■ ABOUT THIS TASK:
Which lines below contain the word "xlabel"? Copy each of them.

■ Data excerpts:
[Start of Attachment]
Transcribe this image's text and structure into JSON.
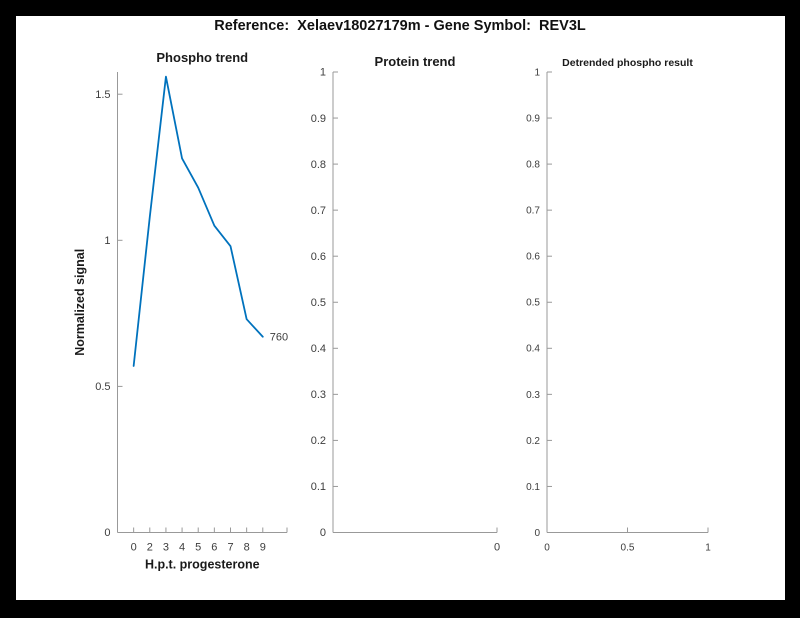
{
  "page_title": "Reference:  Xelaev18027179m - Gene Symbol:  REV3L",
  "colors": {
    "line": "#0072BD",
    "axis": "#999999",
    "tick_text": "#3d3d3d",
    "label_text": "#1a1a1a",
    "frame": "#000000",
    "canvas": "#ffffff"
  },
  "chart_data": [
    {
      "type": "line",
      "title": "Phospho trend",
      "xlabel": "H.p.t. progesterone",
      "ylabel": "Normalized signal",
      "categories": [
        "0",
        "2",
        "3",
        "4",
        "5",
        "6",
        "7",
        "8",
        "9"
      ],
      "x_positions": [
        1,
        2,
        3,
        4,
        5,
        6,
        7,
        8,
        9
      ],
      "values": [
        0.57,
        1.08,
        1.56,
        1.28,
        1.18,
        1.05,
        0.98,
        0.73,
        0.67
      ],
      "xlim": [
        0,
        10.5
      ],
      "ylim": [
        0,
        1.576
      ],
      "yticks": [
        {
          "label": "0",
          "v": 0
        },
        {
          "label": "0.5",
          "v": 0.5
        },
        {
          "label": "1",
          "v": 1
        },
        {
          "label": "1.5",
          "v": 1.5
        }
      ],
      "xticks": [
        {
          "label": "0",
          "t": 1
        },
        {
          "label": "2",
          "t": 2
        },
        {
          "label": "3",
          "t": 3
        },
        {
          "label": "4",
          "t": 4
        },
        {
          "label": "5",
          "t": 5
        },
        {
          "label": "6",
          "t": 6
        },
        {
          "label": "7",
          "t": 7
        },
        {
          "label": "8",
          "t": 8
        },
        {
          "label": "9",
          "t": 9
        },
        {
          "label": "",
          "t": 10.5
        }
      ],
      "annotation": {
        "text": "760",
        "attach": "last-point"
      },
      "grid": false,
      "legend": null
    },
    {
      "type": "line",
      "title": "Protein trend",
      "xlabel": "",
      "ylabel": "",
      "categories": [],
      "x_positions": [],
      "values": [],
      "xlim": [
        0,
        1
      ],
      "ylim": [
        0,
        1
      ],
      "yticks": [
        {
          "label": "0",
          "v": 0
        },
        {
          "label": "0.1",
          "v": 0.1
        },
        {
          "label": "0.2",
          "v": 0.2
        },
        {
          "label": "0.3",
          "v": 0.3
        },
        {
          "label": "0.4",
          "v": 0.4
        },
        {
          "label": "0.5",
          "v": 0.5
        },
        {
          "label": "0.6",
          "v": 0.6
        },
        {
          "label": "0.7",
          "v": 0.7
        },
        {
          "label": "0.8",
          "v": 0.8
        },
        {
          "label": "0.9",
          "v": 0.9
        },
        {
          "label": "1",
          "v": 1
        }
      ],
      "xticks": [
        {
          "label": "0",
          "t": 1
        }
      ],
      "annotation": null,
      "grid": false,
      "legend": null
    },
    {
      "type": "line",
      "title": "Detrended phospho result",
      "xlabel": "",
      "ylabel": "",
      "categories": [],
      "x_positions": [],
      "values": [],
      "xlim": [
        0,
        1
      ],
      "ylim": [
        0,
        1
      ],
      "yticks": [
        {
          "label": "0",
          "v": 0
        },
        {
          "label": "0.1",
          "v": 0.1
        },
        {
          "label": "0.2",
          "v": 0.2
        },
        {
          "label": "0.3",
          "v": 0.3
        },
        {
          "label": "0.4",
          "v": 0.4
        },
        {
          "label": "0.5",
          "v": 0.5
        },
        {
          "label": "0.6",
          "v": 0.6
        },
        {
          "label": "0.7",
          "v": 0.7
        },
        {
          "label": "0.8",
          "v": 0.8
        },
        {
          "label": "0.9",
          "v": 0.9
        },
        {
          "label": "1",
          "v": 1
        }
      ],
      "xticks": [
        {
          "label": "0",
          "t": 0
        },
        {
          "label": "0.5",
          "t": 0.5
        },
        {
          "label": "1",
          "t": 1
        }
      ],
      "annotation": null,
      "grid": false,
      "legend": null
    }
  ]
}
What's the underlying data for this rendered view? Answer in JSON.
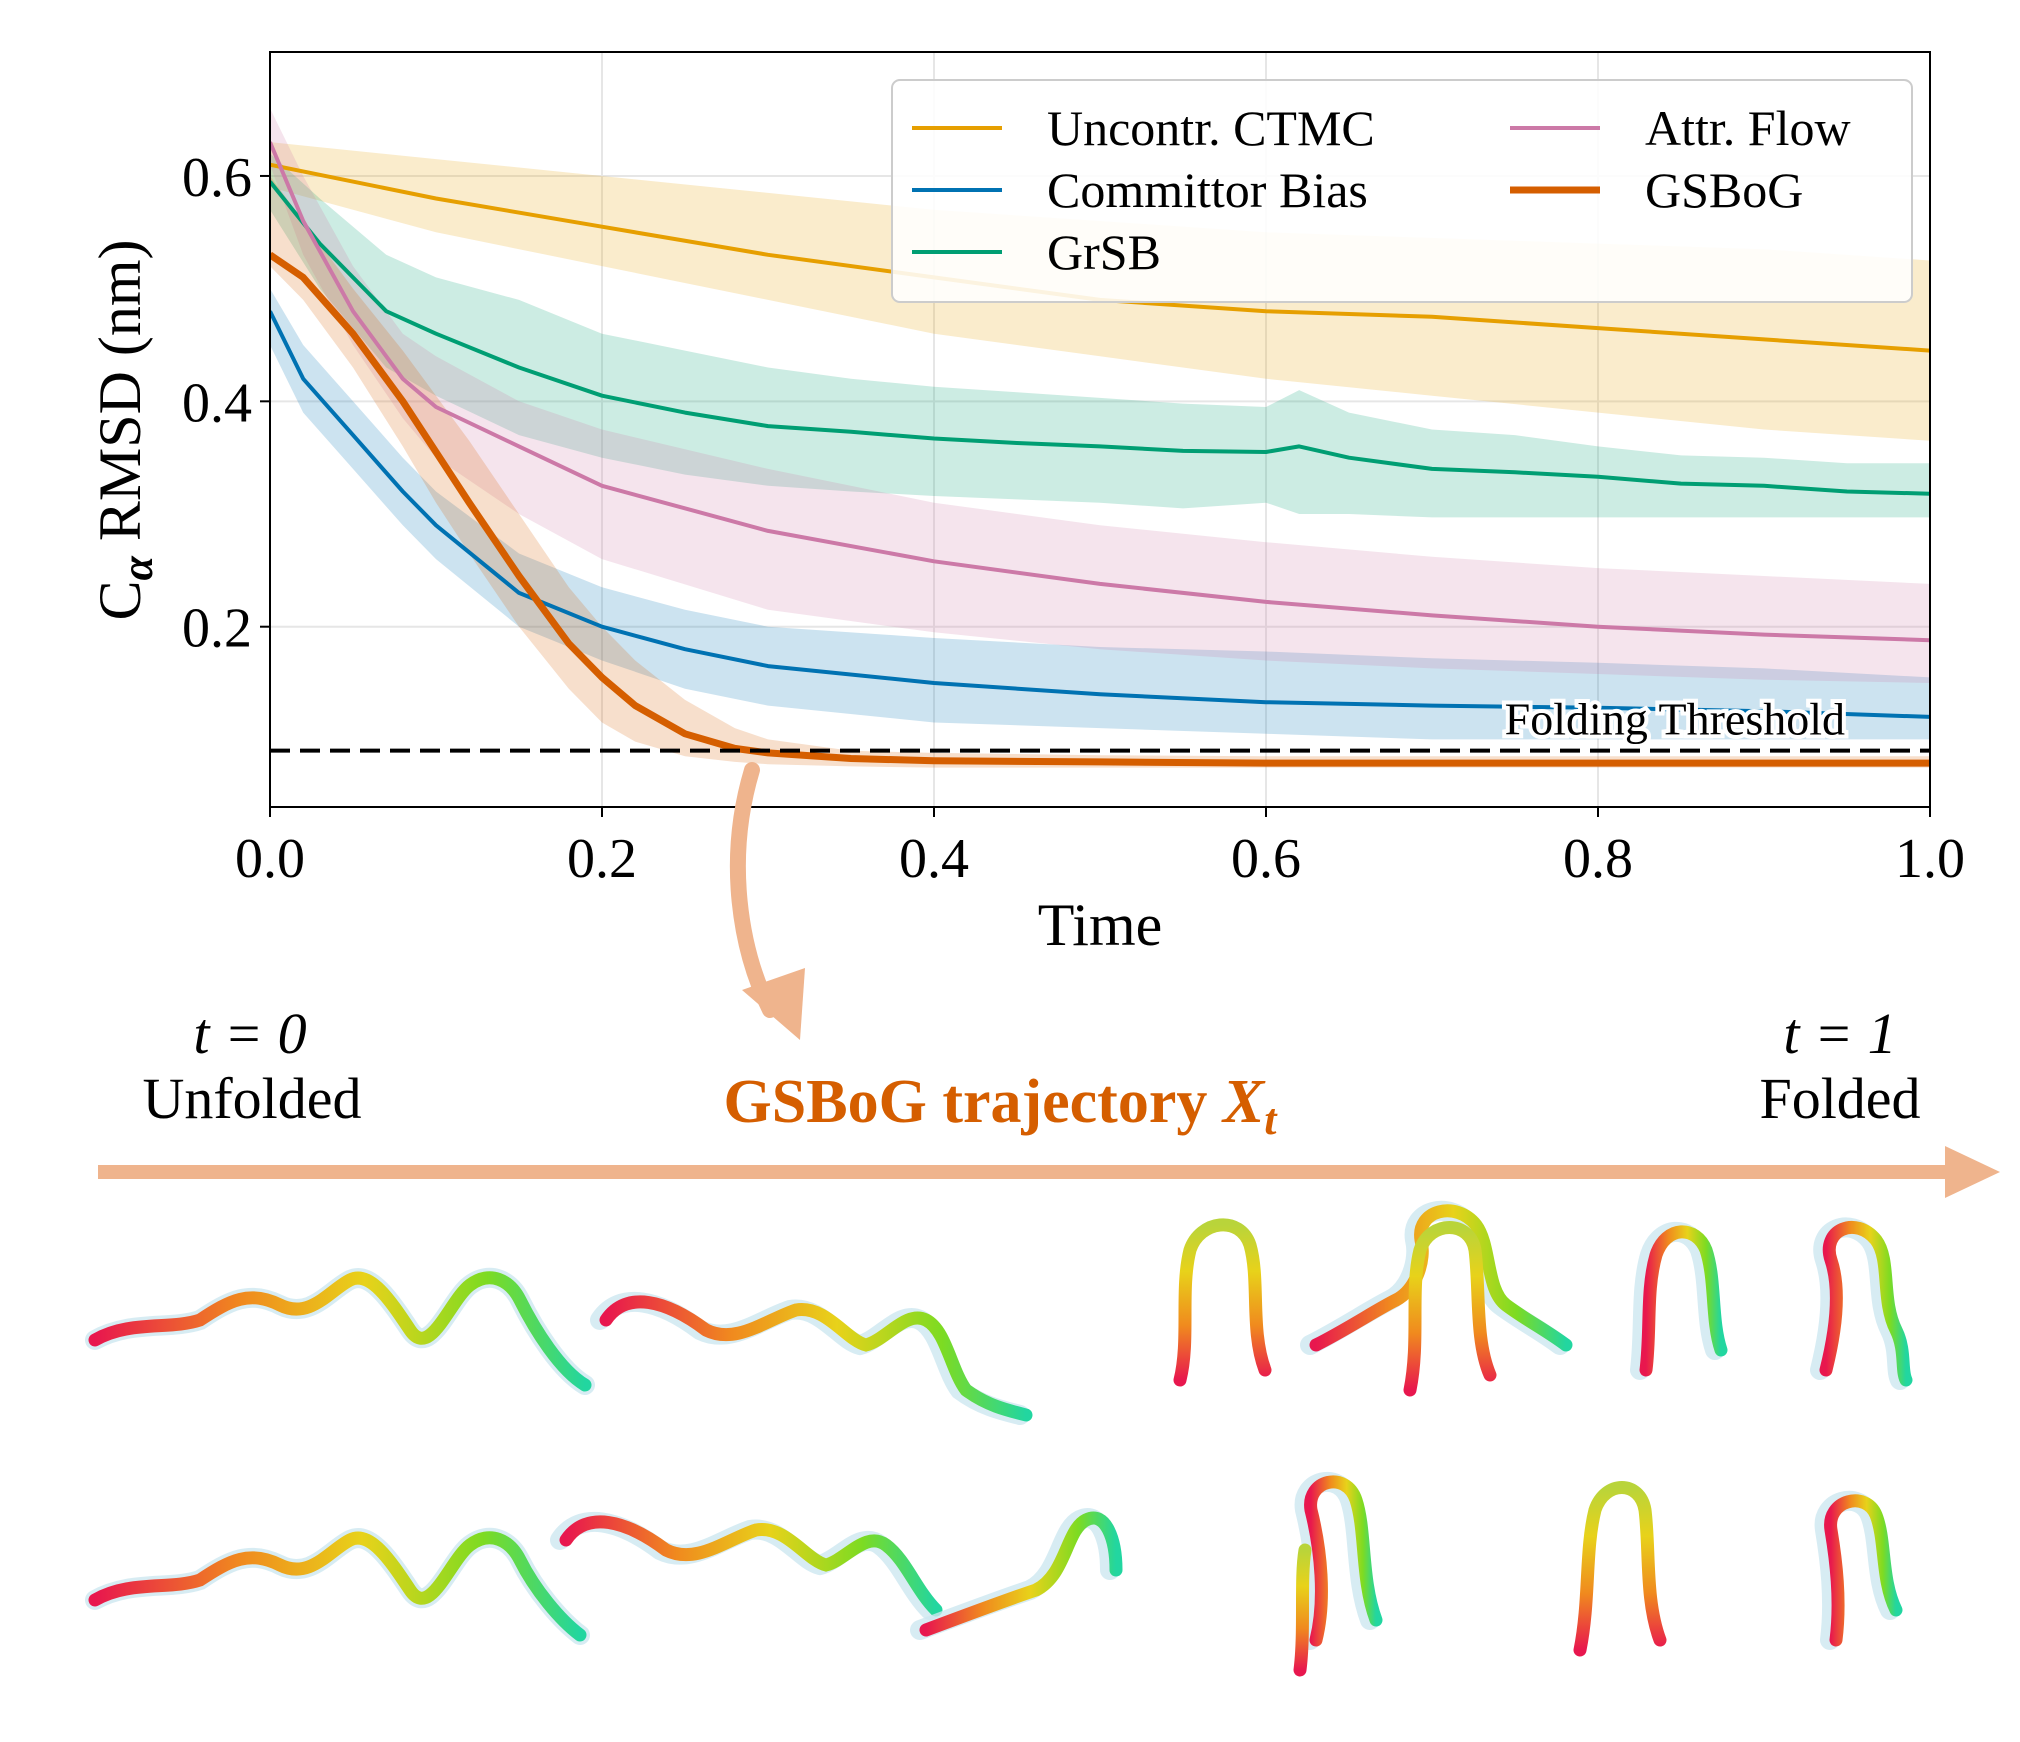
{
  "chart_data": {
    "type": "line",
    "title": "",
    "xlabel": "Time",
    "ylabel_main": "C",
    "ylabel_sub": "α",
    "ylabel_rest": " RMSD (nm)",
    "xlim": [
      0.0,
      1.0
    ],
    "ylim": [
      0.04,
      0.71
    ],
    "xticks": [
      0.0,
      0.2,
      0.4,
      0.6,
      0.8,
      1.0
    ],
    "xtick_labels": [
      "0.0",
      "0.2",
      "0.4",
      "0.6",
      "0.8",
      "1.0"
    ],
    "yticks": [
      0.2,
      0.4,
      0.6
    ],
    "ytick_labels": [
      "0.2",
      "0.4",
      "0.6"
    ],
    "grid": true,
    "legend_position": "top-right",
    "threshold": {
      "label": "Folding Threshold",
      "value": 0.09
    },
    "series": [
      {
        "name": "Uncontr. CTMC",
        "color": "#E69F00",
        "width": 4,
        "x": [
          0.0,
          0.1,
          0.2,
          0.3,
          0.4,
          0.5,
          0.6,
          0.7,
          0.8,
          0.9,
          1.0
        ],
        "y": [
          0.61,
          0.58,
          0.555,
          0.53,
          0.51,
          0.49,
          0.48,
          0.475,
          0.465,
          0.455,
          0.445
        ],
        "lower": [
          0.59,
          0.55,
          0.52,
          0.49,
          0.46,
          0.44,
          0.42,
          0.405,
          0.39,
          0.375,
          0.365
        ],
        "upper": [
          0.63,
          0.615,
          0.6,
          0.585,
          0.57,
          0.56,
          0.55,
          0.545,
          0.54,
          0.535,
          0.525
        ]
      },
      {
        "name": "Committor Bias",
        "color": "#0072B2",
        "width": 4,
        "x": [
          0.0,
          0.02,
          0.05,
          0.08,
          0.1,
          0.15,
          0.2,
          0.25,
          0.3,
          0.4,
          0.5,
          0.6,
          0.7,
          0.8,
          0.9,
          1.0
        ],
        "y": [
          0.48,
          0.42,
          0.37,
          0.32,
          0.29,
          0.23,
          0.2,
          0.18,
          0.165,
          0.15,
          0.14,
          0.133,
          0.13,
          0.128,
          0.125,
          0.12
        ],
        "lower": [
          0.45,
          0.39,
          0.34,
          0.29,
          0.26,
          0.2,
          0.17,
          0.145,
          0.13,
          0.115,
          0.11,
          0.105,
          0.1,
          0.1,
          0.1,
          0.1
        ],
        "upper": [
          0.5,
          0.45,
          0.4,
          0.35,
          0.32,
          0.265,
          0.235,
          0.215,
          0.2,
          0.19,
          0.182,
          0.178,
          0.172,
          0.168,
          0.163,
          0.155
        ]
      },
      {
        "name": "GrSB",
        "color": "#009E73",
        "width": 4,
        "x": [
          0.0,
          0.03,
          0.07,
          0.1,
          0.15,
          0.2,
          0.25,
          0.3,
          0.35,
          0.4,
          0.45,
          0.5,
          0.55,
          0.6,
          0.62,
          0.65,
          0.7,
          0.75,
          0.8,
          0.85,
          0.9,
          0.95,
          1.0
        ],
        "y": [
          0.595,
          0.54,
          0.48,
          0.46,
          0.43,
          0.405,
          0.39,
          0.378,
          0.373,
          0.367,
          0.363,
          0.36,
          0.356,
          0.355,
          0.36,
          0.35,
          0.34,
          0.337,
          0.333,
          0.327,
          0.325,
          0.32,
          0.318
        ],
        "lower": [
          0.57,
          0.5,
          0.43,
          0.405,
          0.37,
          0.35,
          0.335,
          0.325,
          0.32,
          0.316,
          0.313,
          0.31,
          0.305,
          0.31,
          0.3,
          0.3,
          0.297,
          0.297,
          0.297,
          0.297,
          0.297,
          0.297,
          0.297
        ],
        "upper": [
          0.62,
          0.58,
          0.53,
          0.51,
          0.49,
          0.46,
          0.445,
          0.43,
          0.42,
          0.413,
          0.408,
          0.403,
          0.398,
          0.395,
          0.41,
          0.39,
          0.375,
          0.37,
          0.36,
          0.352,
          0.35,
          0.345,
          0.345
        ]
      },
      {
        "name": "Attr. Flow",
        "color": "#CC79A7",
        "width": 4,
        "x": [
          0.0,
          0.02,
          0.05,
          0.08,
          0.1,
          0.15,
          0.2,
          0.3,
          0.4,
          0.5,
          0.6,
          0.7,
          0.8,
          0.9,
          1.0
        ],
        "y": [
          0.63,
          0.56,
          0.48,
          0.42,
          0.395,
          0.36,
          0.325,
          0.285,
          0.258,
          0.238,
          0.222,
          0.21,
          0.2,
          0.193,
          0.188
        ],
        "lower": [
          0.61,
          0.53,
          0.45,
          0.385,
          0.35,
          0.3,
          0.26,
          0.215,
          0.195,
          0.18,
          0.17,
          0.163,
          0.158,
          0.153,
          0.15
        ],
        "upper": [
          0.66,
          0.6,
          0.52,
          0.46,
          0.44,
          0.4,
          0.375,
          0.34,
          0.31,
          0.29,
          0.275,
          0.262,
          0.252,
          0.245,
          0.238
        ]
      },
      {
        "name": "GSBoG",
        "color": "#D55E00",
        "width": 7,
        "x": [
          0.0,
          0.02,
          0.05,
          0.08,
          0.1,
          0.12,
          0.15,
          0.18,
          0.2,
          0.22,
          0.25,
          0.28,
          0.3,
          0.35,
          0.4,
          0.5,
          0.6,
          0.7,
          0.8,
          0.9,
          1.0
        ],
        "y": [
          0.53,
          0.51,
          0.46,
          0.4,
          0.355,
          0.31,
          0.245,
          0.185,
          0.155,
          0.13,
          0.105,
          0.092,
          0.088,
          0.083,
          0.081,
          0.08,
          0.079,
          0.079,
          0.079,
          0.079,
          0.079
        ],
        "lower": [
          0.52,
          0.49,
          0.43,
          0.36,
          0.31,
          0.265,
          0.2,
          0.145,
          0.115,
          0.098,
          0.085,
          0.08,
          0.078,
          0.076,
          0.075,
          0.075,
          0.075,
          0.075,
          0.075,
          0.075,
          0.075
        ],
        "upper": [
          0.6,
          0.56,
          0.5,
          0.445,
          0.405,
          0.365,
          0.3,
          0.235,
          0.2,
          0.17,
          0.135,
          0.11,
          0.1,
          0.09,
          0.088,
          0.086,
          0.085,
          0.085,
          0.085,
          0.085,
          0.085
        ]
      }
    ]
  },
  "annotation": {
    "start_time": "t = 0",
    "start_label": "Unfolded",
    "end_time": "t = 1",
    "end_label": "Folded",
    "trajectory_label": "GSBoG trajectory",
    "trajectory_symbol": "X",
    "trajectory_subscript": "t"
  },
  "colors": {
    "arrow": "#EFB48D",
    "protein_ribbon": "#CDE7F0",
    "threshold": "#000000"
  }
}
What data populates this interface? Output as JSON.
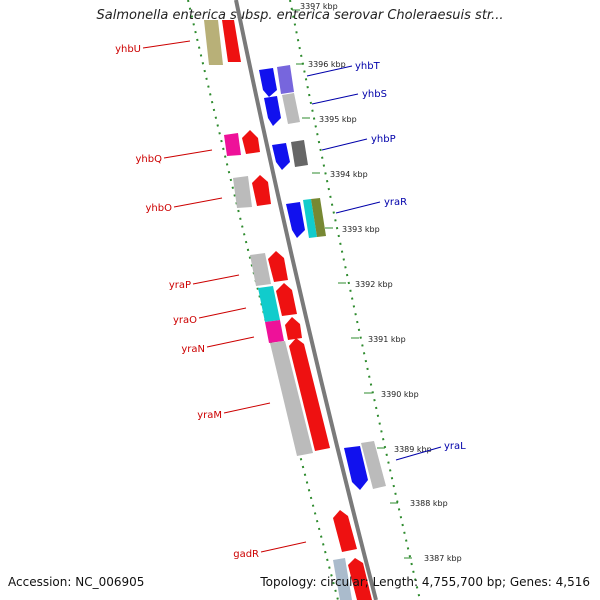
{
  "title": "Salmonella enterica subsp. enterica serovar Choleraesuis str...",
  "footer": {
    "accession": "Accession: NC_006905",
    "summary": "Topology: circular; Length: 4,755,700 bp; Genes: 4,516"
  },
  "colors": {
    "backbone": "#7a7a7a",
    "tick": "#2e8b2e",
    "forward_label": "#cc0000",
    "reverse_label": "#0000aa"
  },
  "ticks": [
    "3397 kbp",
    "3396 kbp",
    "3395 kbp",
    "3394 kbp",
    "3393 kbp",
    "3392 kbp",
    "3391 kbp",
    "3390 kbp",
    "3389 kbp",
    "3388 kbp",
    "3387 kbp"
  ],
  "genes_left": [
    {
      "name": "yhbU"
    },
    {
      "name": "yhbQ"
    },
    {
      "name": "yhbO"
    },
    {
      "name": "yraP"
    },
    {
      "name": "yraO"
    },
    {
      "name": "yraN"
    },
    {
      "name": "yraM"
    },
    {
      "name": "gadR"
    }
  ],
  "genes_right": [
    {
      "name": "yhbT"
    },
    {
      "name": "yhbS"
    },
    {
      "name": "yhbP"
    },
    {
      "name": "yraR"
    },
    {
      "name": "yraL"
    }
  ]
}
[End of Attachment]
■ ANSWER FOR THE TASK:
      "xlabel": "H.p.t. progesterone",
      "xlabel": "",
      "xlabel": "",
    "xlabel": "Time",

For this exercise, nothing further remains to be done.